* BEGIN SUPPLIED RECORDS *

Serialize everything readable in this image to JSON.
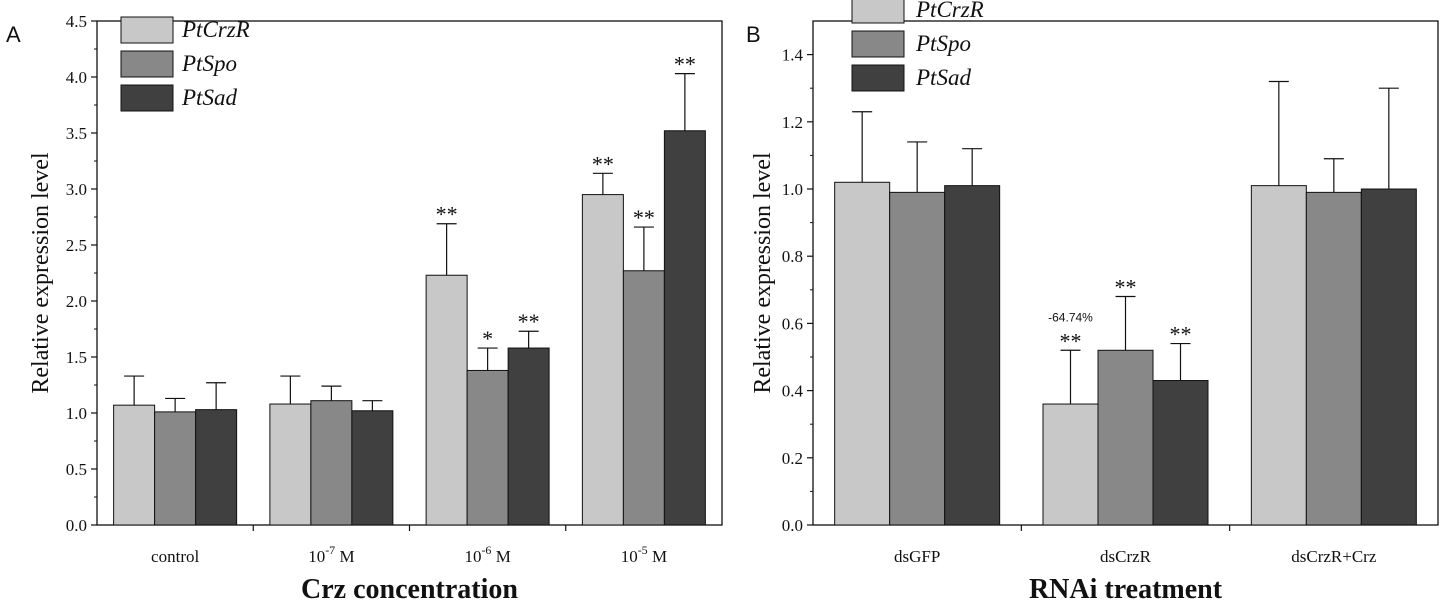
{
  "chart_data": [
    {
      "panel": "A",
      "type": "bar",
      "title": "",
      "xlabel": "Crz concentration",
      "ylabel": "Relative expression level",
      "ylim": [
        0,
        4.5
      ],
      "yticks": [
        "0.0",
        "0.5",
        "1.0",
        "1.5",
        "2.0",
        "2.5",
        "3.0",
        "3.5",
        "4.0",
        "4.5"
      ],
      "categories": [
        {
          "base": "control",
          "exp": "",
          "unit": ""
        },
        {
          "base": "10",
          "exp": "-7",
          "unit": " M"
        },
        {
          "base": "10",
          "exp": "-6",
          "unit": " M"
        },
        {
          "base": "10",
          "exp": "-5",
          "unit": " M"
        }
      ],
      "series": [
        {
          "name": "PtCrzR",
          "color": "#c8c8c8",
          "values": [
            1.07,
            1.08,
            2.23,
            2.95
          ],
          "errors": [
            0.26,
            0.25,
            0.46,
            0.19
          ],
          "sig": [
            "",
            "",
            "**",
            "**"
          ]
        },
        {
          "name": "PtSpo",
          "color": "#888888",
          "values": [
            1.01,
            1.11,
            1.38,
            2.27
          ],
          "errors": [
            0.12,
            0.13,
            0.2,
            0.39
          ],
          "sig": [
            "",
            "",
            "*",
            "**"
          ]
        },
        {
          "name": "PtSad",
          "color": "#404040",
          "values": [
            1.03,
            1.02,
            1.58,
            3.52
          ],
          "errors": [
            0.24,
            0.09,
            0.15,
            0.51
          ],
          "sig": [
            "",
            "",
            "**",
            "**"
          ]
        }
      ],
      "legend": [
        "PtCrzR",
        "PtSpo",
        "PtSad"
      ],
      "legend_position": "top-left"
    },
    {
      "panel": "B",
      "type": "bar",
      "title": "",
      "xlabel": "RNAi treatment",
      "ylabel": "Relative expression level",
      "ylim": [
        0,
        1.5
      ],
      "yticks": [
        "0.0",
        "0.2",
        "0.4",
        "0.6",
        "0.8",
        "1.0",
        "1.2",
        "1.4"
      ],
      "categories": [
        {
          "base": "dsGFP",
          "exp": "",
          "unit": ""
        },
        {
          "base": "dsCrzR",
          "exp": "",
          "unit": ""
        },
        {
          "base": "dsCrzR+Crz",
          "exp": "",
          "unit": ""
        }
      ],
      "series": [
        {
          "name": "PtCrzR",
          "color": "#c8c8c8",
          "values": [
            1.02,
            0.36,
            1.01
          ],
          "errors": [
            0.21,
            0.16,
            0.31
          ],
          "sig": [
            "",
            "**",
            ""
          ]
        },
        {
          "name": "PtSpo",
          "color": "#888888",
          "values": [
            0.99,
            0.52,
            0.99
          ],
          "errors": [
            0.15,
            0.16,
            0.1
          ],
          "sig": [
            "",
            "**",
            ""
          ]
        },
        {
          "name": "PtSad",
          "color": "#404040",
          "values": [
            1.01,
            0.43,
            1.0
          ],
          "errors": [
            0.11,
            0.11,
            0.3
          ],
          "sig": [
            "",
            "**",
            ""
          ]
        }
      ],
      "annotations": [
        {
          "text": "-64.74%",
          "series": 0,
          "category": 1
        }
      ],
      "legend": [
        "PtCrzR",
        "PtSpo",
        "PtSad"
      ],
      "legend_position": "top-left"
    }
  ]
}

* END SUPPLIED RECORDS *
* BEGIN SUPPLIED RECORDS *

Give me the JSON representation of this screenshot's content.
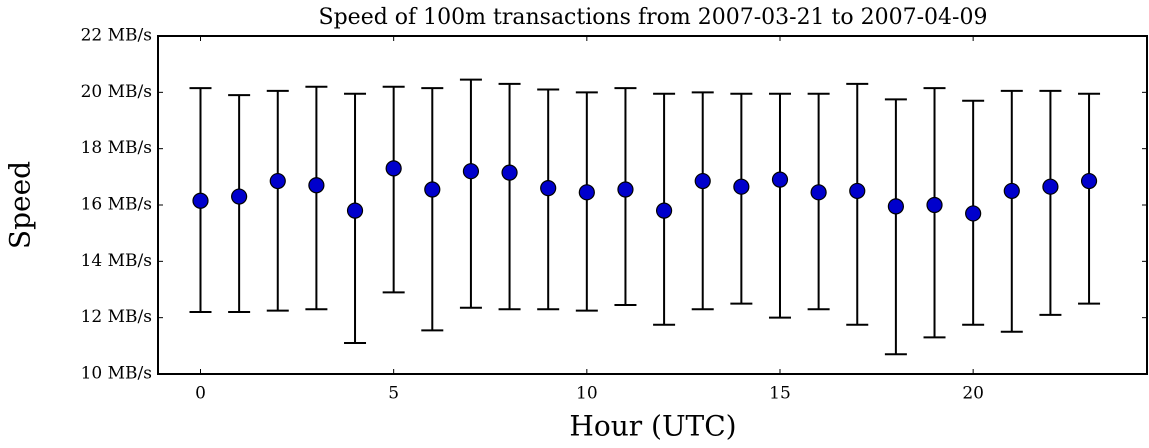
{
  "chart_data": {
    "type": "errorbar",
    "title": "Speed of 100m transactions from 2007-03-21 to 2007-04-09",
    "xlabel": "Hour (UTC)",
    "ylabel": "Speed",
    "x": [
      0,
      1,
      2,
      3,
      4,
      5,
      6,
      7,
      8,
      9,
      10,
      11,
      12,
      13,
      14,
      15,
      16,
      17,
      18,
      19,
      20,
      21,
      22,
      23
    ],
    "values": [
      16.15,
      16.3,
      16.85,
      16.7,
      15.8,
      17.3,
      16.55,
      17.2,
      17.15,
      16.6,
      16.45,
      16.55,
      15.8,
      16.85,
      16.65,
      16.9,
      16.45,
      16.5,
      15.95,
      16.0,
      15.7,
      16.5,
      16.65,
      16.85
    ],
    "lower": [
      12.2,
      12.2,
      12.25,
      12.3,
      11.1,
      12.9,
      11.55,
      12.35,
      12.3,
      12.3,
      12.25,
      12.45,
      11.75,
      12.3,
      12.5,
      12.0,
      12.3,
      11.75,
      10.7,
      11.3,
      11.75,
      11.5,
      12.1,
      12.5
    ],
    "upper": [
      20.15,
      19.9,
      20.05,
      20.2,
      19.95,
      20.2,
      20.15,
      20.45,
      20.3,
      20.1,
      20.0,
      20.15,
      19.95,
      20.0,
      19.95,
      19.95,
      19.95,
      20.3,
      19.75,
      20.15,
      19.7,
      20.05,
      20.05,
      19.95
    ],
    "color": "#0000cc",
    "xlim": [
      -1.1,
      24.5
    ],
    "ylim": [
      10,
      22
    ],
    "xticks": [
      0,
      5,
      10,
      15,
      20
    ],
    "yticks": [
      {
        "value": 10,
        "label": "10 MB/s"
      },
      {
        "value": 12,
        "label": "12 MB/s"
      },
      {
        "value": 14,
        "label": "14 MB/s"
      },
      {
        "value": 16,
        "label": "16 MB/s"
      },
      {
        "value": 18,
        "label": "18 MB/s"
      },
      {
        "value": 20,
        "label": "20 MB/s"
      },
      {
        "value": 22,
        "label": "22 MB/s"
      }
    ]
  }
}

* END SUPPLIED RECORDS *

_REQUEST_
Copy every line that includes the string "base" from the material above.

_SOLUTION TO THIS TASK_
          "base": "control",
          "base": "10",
          "base": "10",
          "base": "10",
          "base": "dsGFP",
          "base": "dsCrzR",
          "base": "dsCrzR+Crz",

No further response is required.